◆ **DO THIS**
Find the lines holding the string "المغيث" in the data, then copy all of them.

◆ **PROVIDED MATERIAL**
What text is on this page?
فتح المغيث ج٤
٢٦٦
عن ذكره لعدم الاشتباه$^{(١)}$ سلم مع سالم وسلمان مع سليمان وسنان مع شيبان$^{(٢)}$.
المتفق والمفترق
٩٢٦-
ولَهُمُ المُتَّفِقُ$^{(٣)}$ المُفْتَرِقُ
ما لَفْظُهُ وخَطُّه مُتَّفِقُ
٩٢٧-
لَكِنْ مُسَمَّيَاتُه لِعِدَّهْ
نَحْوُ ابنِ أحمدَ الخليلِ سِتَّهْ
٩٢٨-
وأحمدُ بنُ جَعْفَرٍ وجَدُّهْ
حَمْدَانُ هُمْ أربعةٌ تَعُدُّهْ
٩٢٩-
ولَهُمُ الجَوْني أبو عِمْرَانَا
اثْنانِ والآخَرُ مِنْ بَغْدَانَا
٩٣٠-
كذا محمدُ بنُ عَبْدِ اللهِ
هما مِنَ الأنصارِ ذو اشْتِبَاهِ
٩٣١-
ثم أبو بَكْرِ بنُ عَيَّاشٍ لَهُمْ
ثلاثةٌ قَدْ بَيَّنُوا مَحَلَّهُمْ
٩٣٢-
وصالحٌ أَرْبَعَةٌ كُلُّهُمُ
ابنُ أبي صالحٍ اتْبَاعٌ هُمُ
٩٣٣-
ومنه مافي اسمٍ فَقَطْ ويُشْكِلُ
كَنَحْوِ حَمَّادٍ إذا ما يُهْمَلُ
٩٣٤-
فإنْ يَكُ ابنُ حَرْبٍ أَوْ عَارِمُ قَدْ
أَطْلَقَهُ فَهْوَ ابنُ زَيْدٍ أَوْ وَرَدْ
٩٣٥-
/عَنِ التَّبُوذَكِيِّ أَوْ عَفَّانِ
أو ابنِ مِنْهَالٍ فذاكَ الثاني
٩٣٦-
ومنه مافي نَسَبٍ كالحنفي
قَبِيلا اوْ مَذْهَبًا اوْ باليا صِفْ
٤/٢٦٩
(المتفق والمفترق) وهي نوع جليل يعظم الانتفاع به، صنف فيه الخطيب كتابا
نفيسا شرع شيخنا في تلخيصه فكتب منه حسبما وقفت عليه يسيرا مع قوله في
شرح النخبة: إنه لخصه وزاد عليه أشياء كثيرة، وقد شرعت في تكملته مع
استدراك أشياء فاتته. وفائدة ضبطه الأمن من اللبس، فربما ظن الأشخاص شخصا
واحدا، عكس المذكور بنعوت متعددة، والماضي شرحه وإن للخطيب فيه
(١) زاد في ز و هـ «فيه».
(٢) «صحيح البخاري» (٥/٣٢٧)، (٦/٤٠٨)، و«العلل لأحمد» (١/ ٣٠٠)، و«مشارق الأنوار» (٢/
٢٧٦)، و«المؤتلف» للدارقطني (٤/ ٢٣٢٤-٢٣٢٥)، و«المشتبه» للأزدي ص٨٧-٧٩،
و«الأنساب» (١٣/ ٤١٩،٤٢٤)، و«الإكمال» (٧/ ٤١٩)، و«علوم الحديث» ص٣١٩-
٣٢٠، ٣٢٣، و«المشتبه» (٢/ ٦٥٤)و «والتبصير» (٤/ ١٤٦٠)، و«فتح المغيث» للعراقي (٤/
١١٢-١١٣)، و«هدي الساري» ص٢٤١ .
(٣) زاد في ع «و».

◆ **RESULT OF THIS TASK**
فتح المغيث ج٤
٣٢٠، ٣٢٣، و«المشتبه» (٢/ ٦٥٤)و «والتبصير» (٤/ ١٤٦٠)، و«فتح المغيث» للعراقي (٤/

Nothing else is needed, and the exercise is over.